-- Begin Task material --

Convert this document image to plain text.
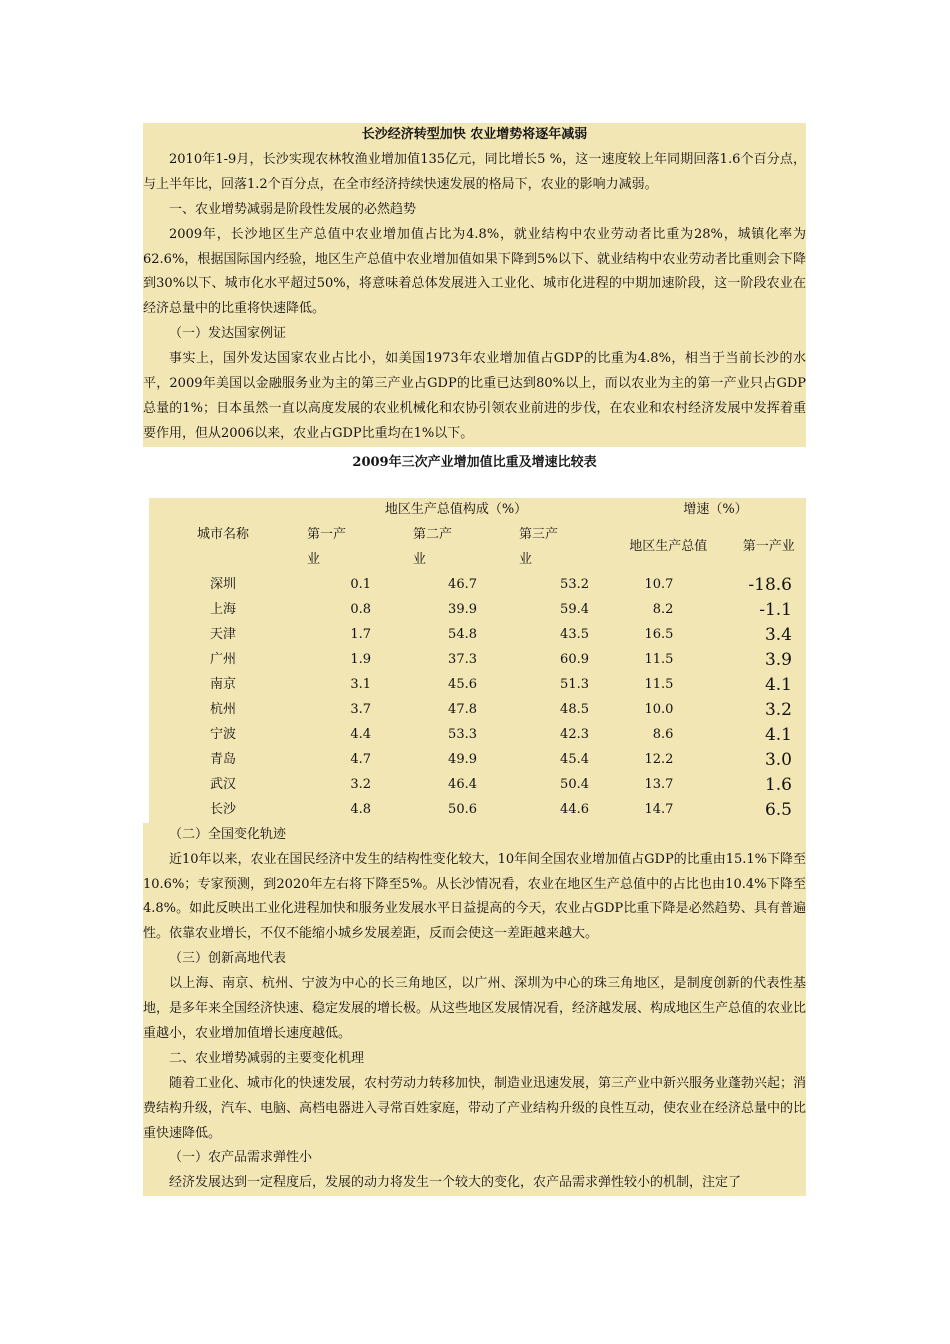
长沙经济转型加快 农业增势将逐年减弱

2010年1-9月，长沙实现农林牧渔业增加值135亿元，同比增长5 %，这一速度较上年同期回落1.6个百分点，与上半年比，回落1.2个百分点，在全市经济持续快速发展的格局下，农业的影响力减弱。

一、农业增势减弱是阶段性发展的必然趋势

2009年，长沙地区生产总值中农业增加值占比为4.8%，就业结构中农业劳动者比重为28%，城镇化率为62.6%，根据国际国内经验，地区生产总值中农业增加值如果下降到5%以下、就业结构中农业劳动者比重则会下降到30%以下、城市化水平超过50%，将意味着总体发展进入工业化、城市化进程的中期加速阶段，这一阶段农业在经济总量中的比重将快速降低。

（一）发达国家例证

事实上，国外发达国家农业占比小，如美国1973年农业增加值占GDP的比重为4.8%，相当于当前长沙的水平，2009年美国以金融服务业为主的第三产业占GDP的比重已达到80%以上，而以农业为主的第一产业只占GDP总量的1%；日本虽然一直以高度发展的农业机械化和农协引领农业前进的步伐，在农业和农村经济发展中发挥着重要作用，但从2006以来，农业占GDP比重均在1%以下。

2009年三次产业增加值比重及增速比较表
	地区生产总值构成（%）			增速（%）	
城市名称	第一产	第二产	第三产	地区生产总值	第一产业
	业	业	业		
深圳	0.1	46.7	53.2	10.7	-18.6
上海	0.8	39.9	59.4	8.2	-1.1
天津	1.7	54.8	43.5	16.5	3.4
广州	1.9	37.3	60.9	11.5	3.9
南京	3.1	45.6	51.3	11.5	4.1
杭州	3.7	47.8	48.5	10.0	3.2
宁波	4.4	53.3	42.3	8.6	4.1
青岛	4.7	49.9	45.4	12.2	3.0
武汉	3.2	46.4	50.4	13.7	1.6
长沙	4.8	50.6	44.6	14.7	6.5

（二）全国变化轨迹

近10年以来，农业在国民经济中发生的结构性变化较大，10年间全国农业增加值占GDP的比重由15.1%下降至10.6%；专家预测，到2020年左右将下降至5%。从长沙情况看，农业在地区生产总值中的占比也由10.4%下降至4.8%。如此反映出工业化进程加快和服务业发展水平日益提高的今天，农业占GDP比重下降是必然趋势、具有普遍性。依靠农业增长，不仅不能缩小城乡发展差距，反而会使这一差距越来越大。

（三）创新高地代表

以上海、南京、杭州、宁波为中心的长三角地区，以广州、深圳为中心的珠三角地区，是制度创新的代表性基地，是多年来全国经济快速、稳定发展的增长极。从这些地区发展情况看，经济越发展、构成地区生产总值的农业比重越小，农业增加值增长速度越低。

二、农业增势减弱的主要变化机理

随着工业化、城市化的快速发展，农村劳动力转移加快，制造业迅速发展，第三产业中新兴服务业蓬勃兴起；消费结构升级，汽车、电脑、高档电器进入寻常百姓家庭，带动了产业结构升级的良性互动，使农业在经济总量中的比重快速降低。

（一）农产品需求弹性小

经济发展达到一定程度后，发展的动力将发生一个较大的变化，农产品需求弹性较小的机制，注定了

-- End Task material --

Requirement - Retype all of the entries exactly as written, leaving out any images.

Task result -
Convert this document image to plain text.
长沙经济转型加快 农业增势将逐年减弱

2010年1-9月，长沙实现农林牧渔业增加值135亿元，同比增长5 %，这一速度较上年同期回落1.6个百分点，与上半年比，回落1.2个百分点，在全市经济持续快速发展的格局下，农业的影响力减弱。

一、农业增势减弱是阶段性发展的必然趋势

2009年，长沙地区生产总值中农业增加值占比为4.8%，就业结构中农业劳动者比重为28%，城镇化率为62.6%，根据国际国内经验，地区生产总值中农业增加值如果下降到5%以下、就业结构中农业劳动者比重则会下降到30%以下、城市化水平超过50%，将意味着总体发展进入工业化、城市化进程的中期加速阶段，这一阶段农业在经济总量中的比重将快速降低。

（一）发达国家例证

事实上，国外发达国家农业占比小，如美国1973年农业增加值占GDP的比重为4.8%，相当于当前长沙的水平，2009年美国以金融服务业为主的第三产业占GDP的比重已达到80%以上，而以农业为主的第一产业只占GDP总量的1%；日本虽然一直以高度发展的农业机械化和农协引领农业前进的步伐，在农业和农村经济发展中发挥着重要作用，但从2006以来，农业占GDP比重均在1%以下。

2009年三次产业增加值比重及增速比较表
	地区生产总值构成（%）			增速（%）	
城市名称	第一产	第二产	第三产	地区生产总值	第一产业
	业	业	业		
深圳	0.1	46.7	53.2	10.7	-18.6
上海	0.8	39.9	59.4	8.2	-1.1
天津	1.7	54.8	43.5	16.5	3.4
广州	1.9	37.3	60.9	11.5	3.9
南京	3.1	45.6	51.3	11.5	4.1
杭州	3.7	47.8	48.5	10.0	3.2
宁波	4.4	53.3	42.3	8.6	4.1
青岛	4.7	49.9	45.4	12.2	3.0
武汉	3.2	46.4	50.4	13.7	1.6
长沙	4.8	50.6	44.6	14.7	6.5

（二）全国变化轨迹

近10年以来，农业在国民经济中发生的结构性变化较大，10年间全国农业增加值占GDP的比重由15.1%下降至10.6%；专家预测，到2020年左右将下降至5%。从长沙情况看，农业在地区生产总值中的占比也由10.4%下降至4.8%。如此反映出工业化进程加快和服务业发展水平日益提高的今天，农业占GDP比重下降是必然趋势、具有普遍性。依靠农业增长，不仅不能缩小城乡发展差距，反而会使这一差距越来越大。

（三）创新高地代表

以上海、南京、杭州、宁波为中心的长三角地区，以广州、深圳为中心的珠三角地区，是制度创新的代表性基地，是多年来全国经济快速、稳定发展的增长极。从这些地区发展情况看，经济越发展、构成地区生产总值的农业比重越小，农业增加值增长速度越低。

二、农业增势减弱的主要变化机理

随着工业化、城市化的快速发展，农村劳动力转移加快，制造业迅速发展，第三产业中新兴服务业蓬勃兴起；消费结构升级，汽车、电脑、高档电器进入寻常百姓家庭，带动了产业结构升级的良性互动，使农业在经济总量中的比重快速降低。

（一）农产品需求弹性小

经济发展达到一定程度后，发展的动力将发生一个较大的变化，农产品需求弹性较小的机制，注定了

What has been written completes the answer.